::: PROVIDED RECORDS :::

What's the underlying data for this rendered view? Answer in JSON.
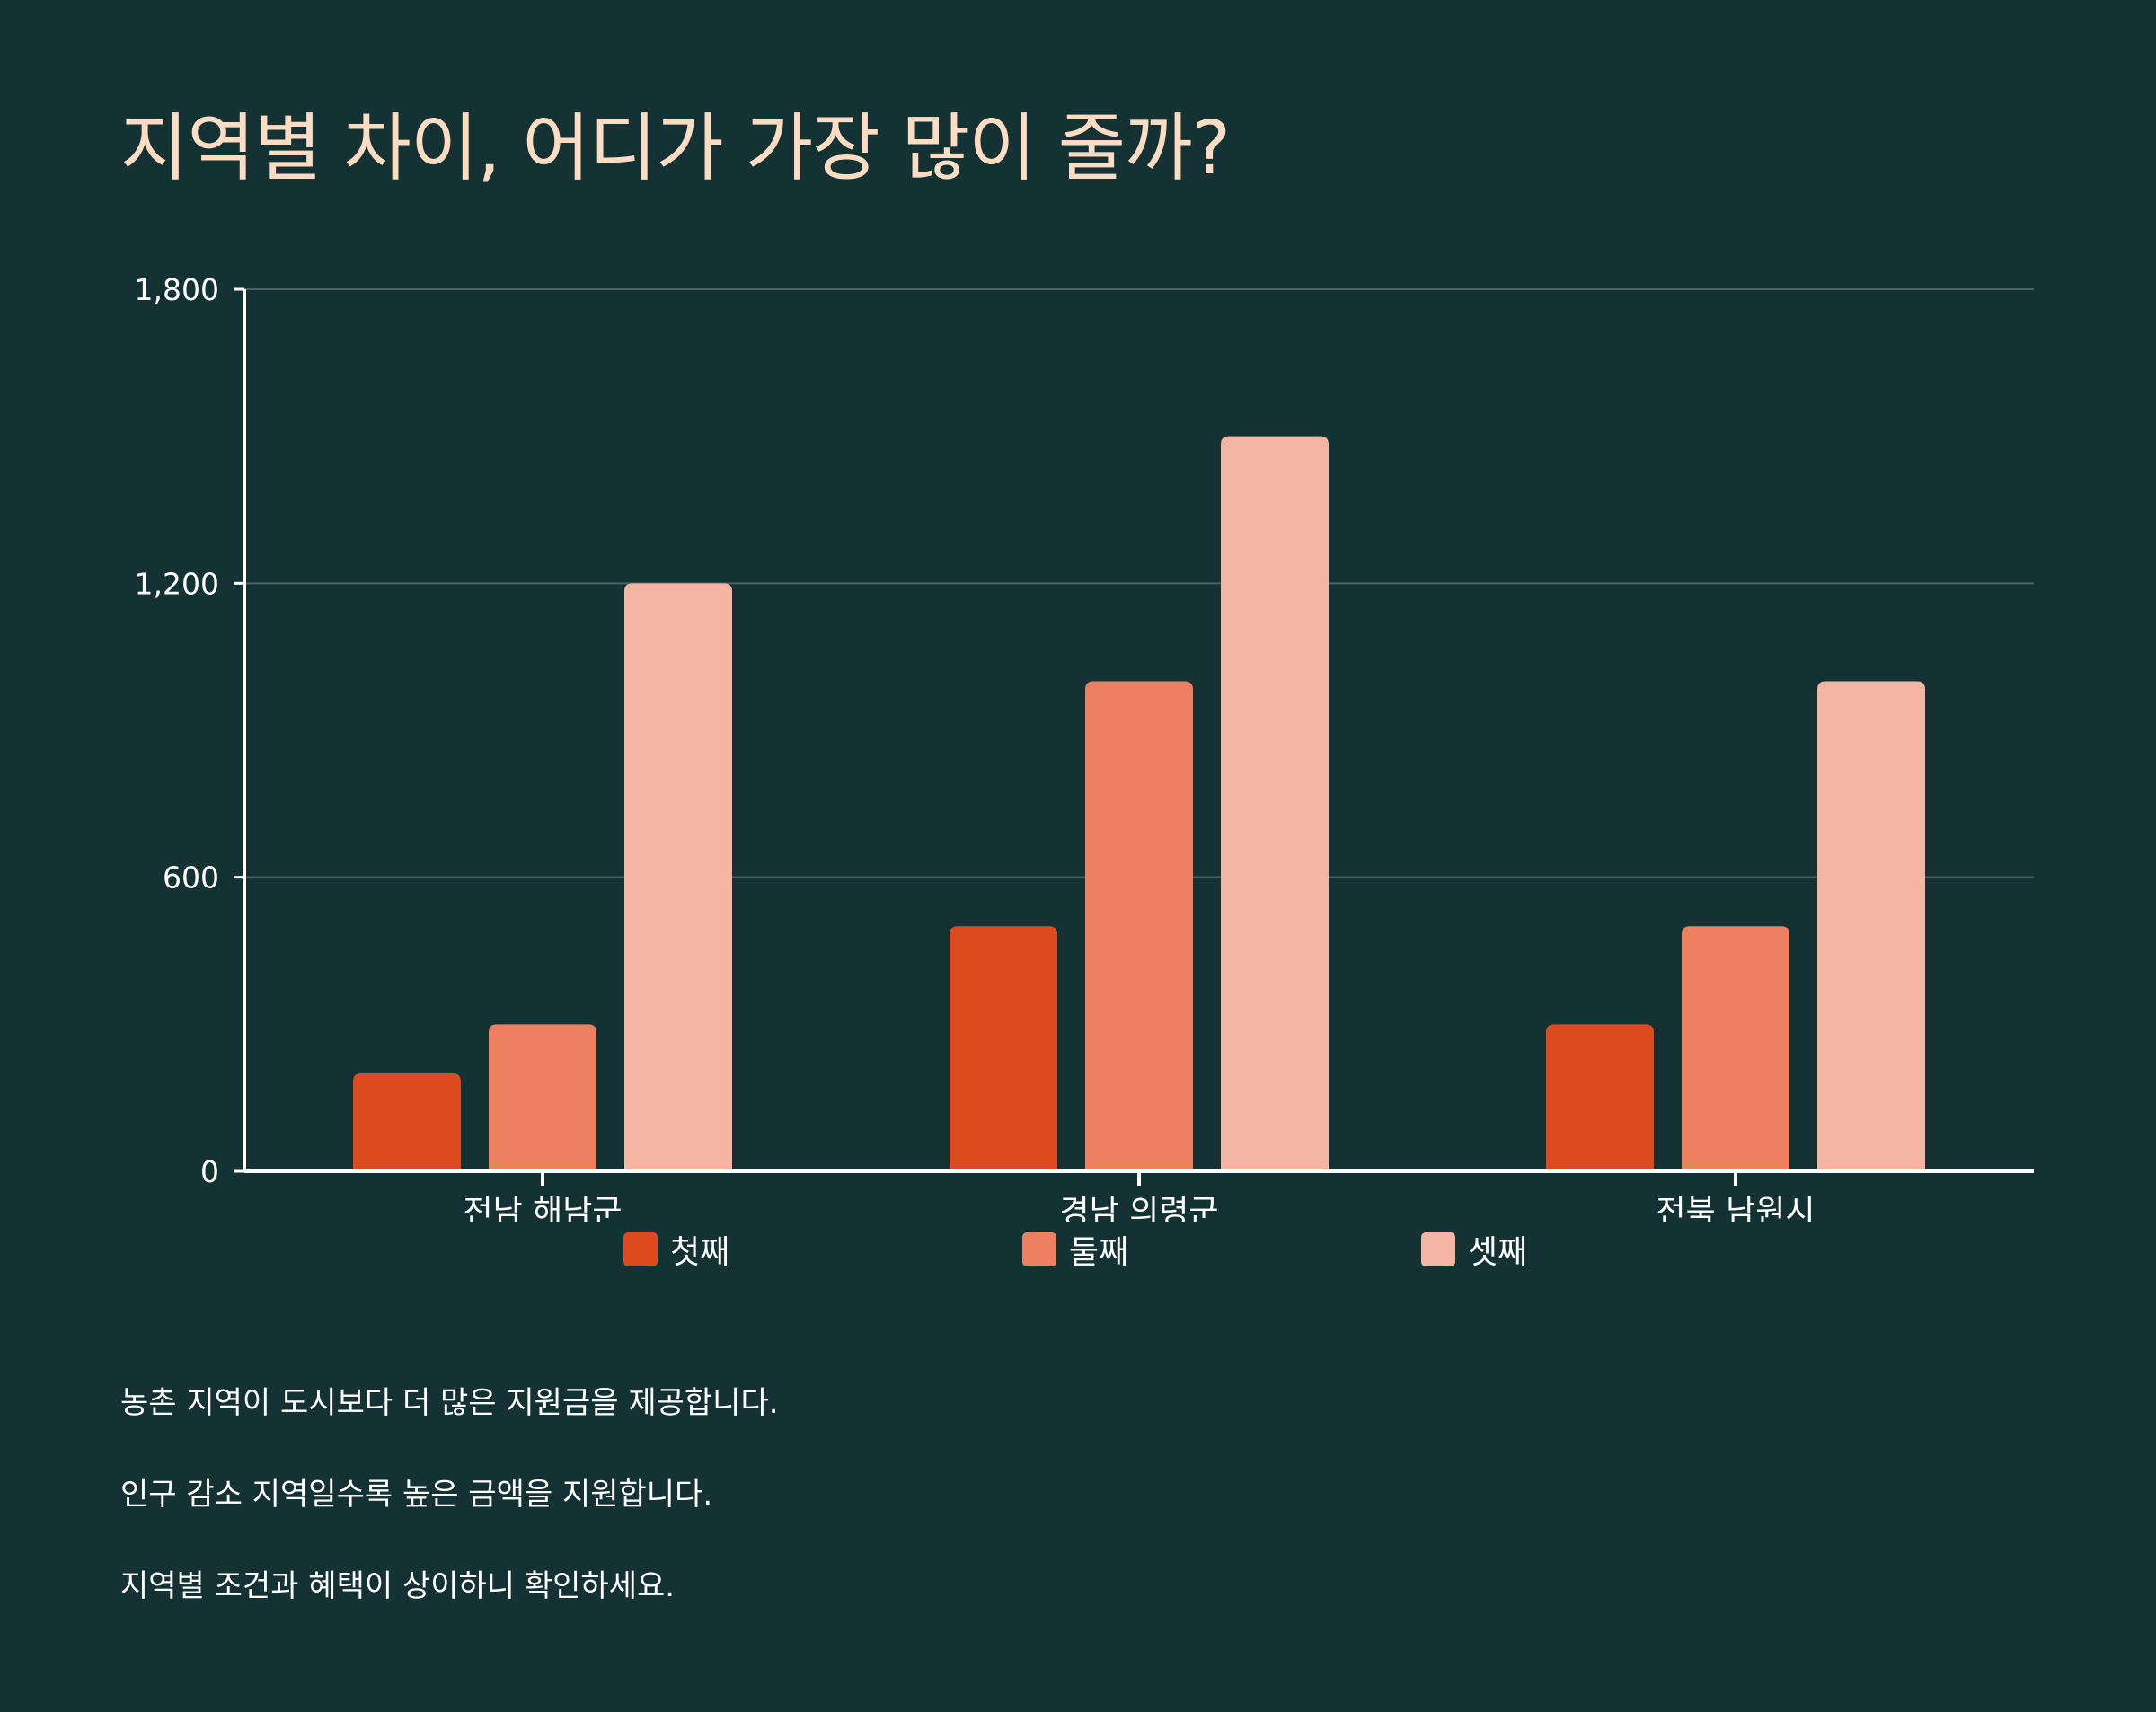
{
  "title": "지역별 차이, 어디가 가장 많이 줄까?",
  "colors": {
    "background": "#143233",
    "title": "#fcdcc2",
    "grid": "#4a6261",
    "axis": "#ffffff",
    "series": [
      "#dc4a1d",
      "#ec8061",
      "#f4b5a2"
    ]
  },
  "chart_data": {
    "type": "bar",
    "title": "지역별 차이, 어디가 가장 많이 줄까?",
    "xlabel": "",
    "ylabel": "",
    "categories": [
      "전남 해남군",
      "경남 의령군",
      "전북 남원시"
    ],
    "series": [
      {
        "name": "첫째",
        "values": [
          200,
          500,
          300
        ]
      },
      {
        "name": "둘째",
        "values": [
          300,
          1000,
          500
        ]
      },
      {
        "name": "셋째",
        "values": [
          1200,
          1500,
          1000
        ]
      }
    ],
    "ylim": [
      0,
      1800
    ],
    "yticks": [
      0,
      600,
      1200,
      1800
    ],
    "ytick_labels": [
      "0",
      "600",
      "1,200",
      "1,800"
    ],
    "grid": true,
    "legend_position": "bottom"
  },
  "notes": [
    "농촌 지역이 도시보다 더 많은 지원금을 제공합니다.",
    "인구 감소 지역일수록 높은 금액을 지원합니다.",
    "지역별 조건과 혜택이 상이하니 확인하세요."
  ]
}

:::

## DIRECTION
Transcribe each entry above exactly, apart from the pictures.

## EXERCISE RESULT
What's the underlying data for this rendered view? Answer in JSON.
{
  "title": "지역별 차이, 어디가 가장 많이 줄까?",
  "colors": {
    "background": "#143233",
    "title": "#fcdcc2",
    "grid": "#4a6261",
    "axis": "#ffffff",
    "series": [
      "#dc4a1d",
      "#ec8061",
      "#f4b5a2"
    ]
  },
  "chart_data": {
    "type": "bar",
    "title": "지역별 차이, 어디가 가장 많이 줄까?",
    "xlabel": "",
    "ylabel": "",
    "categories": [
      "전남 해남군",
      "경남 의령군",
      "전북 남원시"
    ],
    "series": [
      {
        "name": "첫째",
        "values": [
          200,
          500,
          300
        ]
      },
      {
        "name": "둘째",
        "values": [
          300,
          1000,
          500
        ]
      },
      {
        "name": "셋째",
        "values": [
          1200,
          1500,
          1000
        ]
      }
    ],
    "ylim": [
      0,
      1800
    ],
    "yticks": [
      0,
      600,
      1200,
      1800
    ],
    "ytick_labels": [
      "0",
      "600",
      "1,200",
      "1,800"
    ],
    "grid": true,
    "legend_position": "bottom"
  },
  "notes": [
    "농촌 지역이 도시보다 더 많은 지원금을 제공합니다.",
    "인구 감소 지역일수록 높은 금액을 지원합니다.",
    "지역별 조건과 혜택이 상이하니 확인하세요."
  ]
}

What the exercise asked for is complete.